> _THE REQUEST_: Omit the pictures and return every entry exactly as written.

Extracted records
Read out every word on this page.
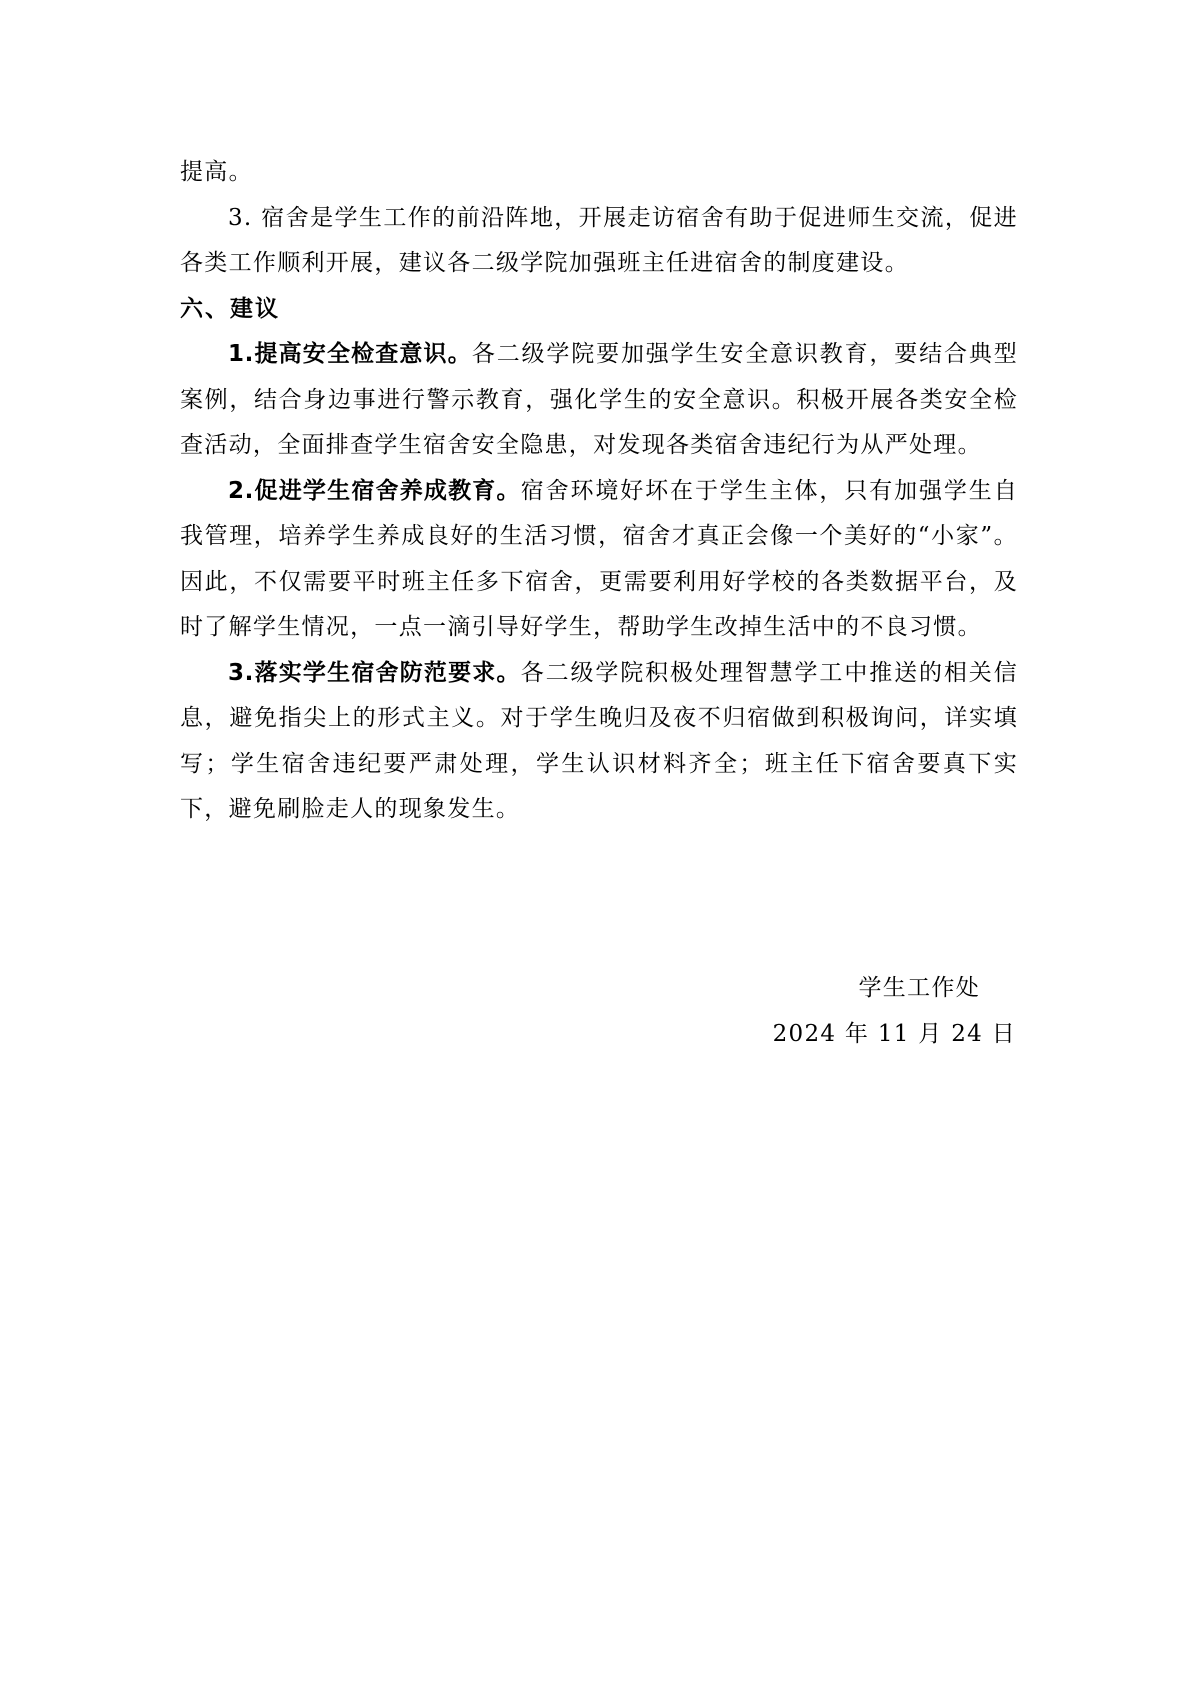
提高。

3. 宿舍是学生工作的前沿阵地，开展走访宿舍有助于促进师生交流，促进各类工作顺利开展，建议各二级学院加强班主任进宿舍的制度建设。

六、建议

1.提高安全检查意识。各二级学院要加强学生安全意识教育，要结合典型案例，结合身边事进行警示教育，强化学生的安全意识。积极开展各类安全检查活动，全面排查学生宿舍安全隐患，对发现各类宿舍违纪行为从严处理。

2.促进学生宿舍养成教育。宿舍环境好坏在于学生主体，只有加强学生自我管理，培养学生养成良好的生活习惯，宿舍才真正会像一个美好的“小家”。因此，不仅需要平时班主任多下宿舍，更需要利用好学校的各类数据平台，及时了解学生情况，一点一滴引导好学生，帮助学生改掉生活中的不良习惯。

3.落实学生宿舍防范要求。各二级学院积极处理智慧学工中推送的相关信息，避免指尖上的形式主义。对于学生晚归及夜不归宿做到积极询问，详实填写；学生宿舍违纪要严肃处理，学生认识材料齐全；班主任下宿舍要真下实下，避免刷脸走人的现象发生。

学生工作处
2024 年 11 月 24 日
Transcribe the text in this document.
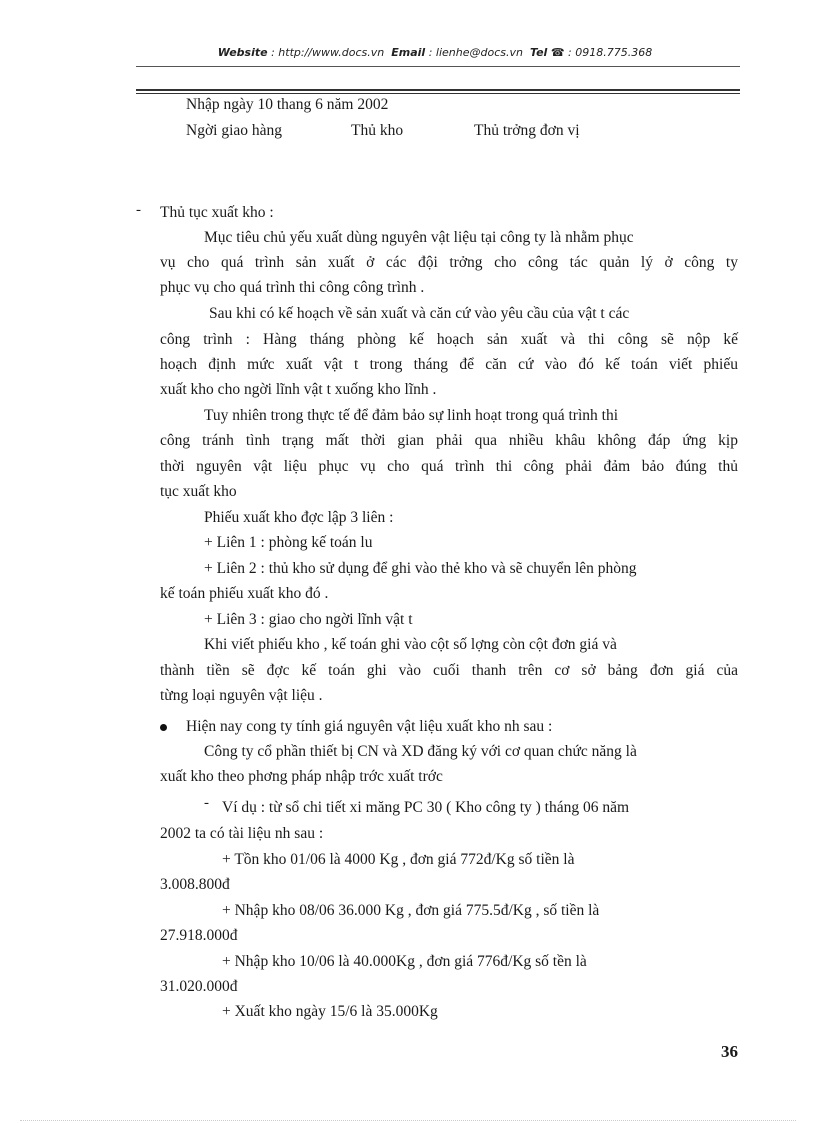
Website : http://www.docs.vn Email : lienhe@docs.vn Tel ☎ : 0918.775.368
Nhập ngày 10 thang 6 năm 2002
Ngời giao hàng	Thủ kho	Thủ trởng đơn vị
- Thủ tục xuất kho :
Mục tiêu chủ yếu xuất dùng nguyên vật liệu tại công ty là nhằm phục
vụ cho quá trình sản xuất ở các đội trởng cho công tác quản lý ở công ty
phục vụ cho quá trình thi công công trình .
Sau khi có kế hoạch về sản xuất và căn cứ vào yêu cầu của vật t các
công trình : Hàng tháng phòng kế hoạch sản xuất và thi công sẽ nộp kế
hoạch định mức xuất vật t trong tháng để căn cứ vào đó kế toán viết phiếu
xuất kho cho ngời lĩnh vật t xuống kho lĩnh .
Tuy nhiên trong thực tế để đảm bảo sự linh hoạt trong quá trình thi
công tránh tình trạng mất thời gian phải qua nhiều khâu không đáp ứng kịp
thời nguyên vật liệu phục vụ cho quá trình thi công phải đảm bảo đúng thủ
tục xuất kho
Phiếu xuất kho đợc lập 3 liên :
+ Liên 1 : phòng kế toán lu
+ Liên 2 : thủ kho sử dụng để ghi vào thẻ kho và sẽ chuyển lên phòng
kế toán phiếu xuất kho đó .
+ Liên 3 : giao cho ngời lĩnh vật t
Khi viết phiếu kho , kế toán ghi vào cột số lợng còn cột đơn giá và
thành tiền sẽ đợc kế toán ghi vào cuối thanh trên cơ sở bảng đơn giá của
từng loại nguyên vật liệu .
Hiện nay cong ty tính giá nguyên vật liệu xuất kho nh sau :
Công ty cổ phần thiết bị CN và XD đăng ký với cơ quan chức năng là
xuất kho theo phơng pháp nhập trớc xuất trớc
- Ví dụ : từ sổ chi tiết xi măng PC 30 ( Kho công ty ) tháng 06 năm
2002 ta có tài liệu nh sau :
+ Tồn kho 01/06 là 4000 Kg , đơn giá 772đ/Kg số tiền là
3.008.800đ
+ Nhập kho 08/06 36.000 Kg , đơn giá 775.5đ/Kg , số tiền là
27.918.000đ
+ Nhập kho 10/06 là 40.000Kg , đơn giá 776đ/Kg số tền là
31.020.000đ
+ Xuất kho ngày 15/6 là 35.000Kg
36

> _FINAL ANSWER_:
Read out every word on this page.
提高。

3. 宿舍是学生工作的前沿阵地，开展走访宿舍有助于促进师生交流，促进各类工作顺利开展，建议各二级学院加强班主任进宿舍的制度建设。

六、建议

1.提高安全检查意识。各二级学院要加强学生安全意识教育，要结合典型案例，结合身边事进行警示教育，强化学生的安全意识。积极开展各类安全检查活动，全面排查学生宿舍安全隐患，对发现各类宿舍违纪行为从严处理。

2.促进学生宿舍养成教育。宿舍环境好坏在于学生主体，只有加强学生自我管理，培养学生养成良好的生活习惯，宿舍才真正会像一个美好的“小家”。因此，不仅需要平时班主任多下宿舍，更需要利用好学校的各类数据平台，及时了解学生情况，一点一滴引导好学生，帮助学生改掉生活中的不良习惯。

3.落实学生宿舍防范要求。各二级学院积极处理智慧学工中推送的相关信息，避免指尖上的形式主义。对于学生晚归及夜不归宿做到积极询问，详实填写；学生宿舍违纪要严肃处理，学生认识材料齐全；班主任下宿舍要真下实下，避免刷脸走人的现象发生。

学生工作处
2024 年 11 月 24 日
Transcribe the text in this document.
Website : http://www.docs.vn Email : lienhe@docs.vn Tel ☎ : 0918.775.368
Nhập ngày 10 thang 6 năm 2002
Ngời giao hàng	Thủ kho	Thủ trởng đơn vị
- Thủ tục xuất kho :
Mục tiêu chủ yếu xuất dùng nguyên vật liệu tại công ty là nhằm phục
vụ cho quá trình sản xuất ở các đội trởng cho công tác quản lý ở công ty
phục vụ cho quá trình thi công công trình .
Sau khi có kế hoạch về sản xuất và căn cứ vào yêu cầu của vật t các
công trình : Hàng tháng phòng kế hoạch sản xuất và thi công sẽ nộp kế
hoạch định mức xuất vật t trong tháng để căn cứ vào đó kế toán viết phiếu
xuất kho cho ngời lĩnh vật t xuống kho lĩnh .
Tuy nhiên trong thực tế để đảm bảo sự linh hoạt trong quá trình thi
công tránh tình trạng mất thời gian phải qua nhiều khâu không đáp ứng kịp
thời nguyên vật liệu phục vụ cho quá trình thi công phải đảm bảo đúng thủ
tục xuất kho
Phiếu xuất kho đợc lập 3 liên :
+ Liên 1 : phòng kế toán lu
+ Liên 2 : thủ kho sử dụng để ghi vào thẻ kho và sẽ chuyển lên phòng
kế toán phiếu xuất kho đó .
+ Liên 3 : giao cho ngời lĩnh vật t
Khi viết phiếu kho , kế toán ghi vào cột số lợng còn cột đơn giá và
thành tiền sẽ đợc kế toán ghi vào cuối thanh trên cơ sở bảng đơn giá của
từng loại nguyên vật liệu .
Hiện nay cong ty tính giá nguyên vật liệu xuất kho nh sau :
Công ty cổ phần thiết bị CN và XD đăng ký với cơ quan chức năng là
xuất kho theo phơng pháp nhập trớc xuất trớc
- Ví dụ : từ sổ chi tiết xi măng PC 30 ( Kho công ty ) tháng 06 năm
2002 ta có tài liệu nh sau :
+ Tồn kho 01/06 là 4000 Kg , đơn giá 772đ/Kg số tiền là
3.008.800đ
+ Nhập kho 08/06 36.000 Kg , đơn giá 775.5đ/Kg , số tiền là
27.918.000đ
+ Nhập kho 10/06 là 40.000Kg , đơn giá 776đ/Kg số tền là
31.020.000đ
+ Xuất kho ngày 15/6 là 35.000Kg
36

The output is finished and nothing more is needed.